**DATASET RECORDS**
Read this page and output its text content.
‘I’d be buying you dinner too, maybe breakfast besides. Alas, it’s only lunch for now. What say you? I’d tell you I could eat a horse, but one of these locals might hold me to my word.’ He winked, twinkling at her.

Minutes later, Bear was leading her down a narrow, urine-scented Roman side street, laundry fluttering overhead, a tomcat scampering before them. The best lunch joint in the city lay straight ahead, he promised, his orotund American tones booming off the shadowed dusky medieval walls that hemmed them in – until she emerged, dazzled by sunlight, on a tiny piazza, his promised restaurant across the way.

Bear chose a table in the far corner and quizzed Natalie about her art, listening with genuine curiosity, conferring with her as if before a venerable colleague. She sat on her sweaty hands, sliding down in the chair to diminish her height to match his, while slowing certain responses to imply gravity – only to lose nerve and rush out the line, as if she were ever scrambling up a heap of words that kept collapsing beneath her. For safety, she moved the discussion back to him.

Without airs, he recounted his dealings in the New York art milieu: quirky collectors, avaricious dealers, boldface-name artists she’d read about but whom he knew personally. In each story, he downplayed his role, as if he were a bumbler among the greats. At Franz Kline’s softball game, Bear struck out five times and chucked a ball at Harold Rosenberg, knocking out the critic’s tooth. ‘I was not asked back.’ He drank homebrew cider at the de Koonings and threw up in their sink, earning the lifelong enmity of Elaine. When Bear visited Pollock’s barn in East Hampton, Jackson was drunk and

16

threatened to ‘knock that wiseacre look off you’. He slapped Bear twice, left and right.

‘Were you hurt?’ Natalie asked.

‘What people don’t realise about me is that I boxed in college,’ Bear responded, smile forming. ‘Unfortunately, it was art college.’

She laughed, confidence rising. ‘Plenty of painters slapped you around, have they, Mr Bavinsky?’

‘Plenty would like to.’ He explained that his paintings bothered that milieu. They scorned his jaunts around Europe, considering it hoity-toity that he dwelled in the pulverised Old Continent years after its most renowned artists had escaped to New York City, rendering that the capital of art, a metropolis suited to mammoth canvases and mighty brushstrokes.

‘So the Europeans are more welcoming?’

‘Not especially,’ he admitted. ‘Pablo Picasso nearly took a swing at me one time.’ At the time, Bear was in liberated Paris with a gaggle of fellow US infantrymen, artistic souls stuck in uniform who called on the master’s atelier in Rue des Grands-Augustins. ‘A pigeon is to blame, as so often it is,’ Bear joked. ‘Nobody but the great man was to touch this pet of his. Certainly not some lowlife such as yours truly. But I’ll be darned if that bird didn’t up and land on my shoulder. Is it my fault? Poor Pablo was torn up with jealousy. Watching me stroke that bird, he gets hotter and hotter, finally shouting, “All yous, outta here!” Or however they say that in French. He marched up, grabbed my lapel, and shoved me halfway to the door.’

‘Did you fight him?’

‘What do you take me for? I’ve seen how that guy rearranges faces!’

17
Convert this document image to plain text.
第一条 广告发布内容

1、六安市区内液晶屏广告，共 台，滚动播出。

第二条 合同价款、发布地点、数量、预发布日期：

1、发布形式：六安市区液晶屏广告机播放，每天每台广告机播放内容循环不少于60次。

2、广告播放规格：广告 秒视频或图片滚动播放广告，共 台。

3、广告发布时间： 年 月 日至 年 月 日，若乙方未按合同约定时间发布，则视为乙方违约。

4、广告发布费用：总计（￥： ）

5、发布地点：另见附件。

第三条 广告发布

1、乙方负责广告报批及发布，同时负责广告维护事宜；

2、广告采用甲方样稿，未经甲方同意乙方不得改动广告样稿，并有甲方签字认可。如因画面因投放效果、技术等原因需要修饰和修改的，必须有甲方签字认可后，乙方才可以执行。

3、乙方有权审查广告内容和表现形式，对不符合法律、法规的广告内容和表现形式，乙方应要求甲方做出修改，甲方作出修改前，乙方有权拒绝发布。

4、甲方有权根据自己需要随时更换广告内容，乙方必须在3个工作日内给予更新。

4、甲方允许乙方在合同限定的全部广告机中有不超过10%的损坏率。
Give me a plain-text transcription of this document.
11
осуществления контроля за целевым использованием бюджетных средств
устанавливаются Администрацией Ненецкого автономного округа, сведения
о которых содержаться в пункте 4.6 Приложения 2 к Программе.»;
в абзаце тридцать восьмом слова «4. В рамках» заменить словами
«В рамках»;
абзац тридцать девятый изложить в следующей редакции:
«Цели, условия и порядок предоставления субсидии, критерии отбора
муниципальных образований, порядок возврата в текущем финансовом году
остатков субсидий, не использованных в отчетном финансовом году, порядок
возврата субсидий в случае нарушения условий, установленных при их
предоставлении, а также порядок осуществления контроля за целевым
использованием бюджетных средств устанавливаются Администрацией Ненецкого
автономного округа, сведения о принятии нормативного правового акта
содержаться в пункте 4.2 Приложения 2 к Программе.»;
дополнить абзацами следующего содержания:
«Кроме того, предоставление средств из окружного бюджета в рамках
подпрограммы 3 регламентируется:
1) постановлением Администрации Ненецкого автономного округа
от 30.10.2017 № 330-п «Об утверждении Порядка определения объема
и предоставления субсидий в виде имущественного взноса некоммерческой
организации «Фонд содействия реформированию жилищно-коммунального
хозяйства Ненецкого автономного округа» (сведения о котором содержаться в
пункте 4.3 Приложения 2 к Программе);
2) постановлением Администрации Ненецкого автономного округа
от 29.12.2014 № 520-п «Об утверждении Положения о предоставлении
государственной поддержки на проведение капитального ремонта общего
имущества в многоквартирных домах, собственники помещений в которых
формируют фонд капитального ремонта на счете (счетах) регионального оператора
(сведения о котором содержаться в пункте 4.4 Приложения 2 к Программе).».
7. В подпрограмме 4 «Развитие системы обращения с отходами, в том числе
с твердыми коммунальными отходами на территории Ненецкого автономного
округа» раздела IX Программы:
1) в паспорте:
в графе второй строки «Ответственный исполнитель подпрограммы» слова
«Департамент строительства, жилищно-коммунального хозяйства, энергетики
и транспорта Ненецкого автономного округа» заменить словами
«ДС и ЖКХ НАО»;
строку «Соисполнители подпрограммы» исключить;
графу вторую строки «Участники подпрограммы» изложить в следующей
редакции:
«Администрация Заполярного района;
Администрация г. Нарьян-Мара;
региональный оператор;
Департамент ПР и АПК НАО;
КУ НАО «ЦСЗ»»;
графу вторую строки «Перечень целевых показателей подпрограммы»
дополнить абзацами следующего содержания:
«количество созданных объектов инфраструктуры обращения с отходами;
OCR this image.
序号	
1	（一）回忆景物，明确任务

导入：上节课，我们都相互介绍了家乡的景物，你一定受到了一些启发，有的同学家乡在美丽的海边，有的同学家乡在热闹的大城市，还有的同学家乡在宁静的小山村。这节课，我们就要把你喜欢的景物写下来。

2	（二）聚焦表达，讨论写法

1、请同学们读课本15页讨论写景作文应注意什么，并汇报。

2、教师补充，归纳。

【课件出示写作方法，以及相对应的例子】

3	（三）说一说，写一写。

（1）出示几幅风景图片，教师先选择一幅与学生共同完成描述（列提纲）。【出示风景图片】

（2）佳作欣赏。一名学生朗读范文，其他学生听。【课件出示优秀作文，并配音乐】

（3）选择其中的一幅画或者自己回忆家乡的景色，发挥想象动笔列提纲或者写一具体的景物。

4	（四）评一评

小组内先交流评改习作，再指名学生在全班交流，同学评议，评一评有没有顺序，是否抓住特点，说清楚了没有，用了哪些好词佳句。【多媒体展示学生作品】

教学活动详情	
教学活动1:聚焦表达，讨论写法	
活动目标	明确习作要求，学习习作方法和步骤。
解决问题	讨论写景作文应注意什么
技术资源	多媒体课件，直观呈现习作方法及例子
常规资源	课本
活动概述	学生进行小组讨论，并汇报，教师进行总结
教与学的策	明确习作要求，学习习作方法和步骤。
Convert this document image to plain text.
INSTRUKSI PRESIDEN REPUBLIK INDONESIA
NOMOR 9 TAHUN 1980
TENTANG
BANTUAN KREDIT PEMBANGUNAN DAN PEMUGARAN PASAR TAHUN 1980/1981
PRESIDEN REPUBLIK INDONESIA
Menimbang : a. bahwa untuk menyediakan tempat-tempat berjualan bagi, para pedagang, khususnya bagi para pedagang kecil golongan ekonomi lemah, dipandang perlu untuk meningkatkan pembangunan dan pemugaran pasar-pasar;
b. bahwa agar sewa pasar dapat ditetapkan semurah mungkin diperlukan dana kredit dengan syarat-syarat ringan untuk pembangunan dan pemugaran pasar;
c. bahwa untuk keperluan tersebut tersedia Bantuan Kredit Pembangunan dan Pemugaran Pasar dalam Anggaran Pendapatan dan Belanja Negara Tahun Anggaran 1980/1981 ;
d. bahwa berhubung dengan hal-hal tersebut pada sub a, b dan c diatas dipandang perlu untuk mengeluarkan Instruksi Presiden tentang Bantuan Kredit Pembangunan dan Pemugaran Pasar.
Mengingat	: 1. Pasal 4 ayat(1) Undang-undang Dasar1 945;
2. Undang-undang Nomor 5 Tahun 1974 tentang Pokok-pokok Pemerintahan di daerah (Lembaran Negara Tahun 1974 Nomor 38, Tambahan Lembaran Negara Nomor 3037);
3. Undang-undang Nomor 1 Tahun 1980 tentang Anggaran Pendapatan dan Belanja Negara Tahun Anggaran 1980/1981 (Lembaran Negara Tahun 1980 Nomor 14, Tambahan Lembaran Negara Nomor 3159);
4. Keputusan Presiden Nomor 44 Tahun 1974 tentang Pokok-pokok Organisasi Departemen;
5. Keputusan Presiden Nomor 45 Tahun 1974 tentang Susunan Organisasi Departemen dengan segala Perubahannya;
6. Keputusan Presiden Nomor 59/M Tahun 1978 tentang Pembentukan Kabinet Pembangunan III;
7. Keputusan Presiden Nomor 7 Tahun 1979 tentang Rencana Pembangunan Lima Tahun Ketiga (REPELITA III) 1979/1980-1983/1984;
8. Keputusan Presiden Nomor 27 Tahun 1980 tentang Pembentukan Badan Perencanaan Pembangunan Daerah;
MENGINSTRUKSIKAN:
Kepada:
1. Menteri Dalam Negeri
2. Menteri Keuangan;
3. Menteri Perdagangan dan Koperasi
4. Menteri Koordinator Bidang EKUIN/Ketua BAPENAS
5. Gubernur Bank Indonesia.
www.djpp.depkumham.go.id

**EXERCISE OBJECTIVE**
Identify the lines that contain the string "Undang", and copy every one of them.

**ANSWER FOR THE TASK**
Mengingat	: 1. Pasal 4 ayat(1) Undang-undang Dasar1 945;
2. Undang-undang Nomor 5 Tahun 1974 tentang Pokok-pokok Pemerintahan di daerah (Lembaran Negara Tahun 1974 Nomor 38, Tambahan Lembaran Negara Nomor 3037);
3. Undang-undang Nomor 1 Tahun 1980 tentang Anggaran Pendapatan dan Belanja Negara Tahun Anggaran 1980/1981 (Lembaran Negara Tahun 1980 Nomor 14, Tambahan Lembaran Negara Nomor 3159);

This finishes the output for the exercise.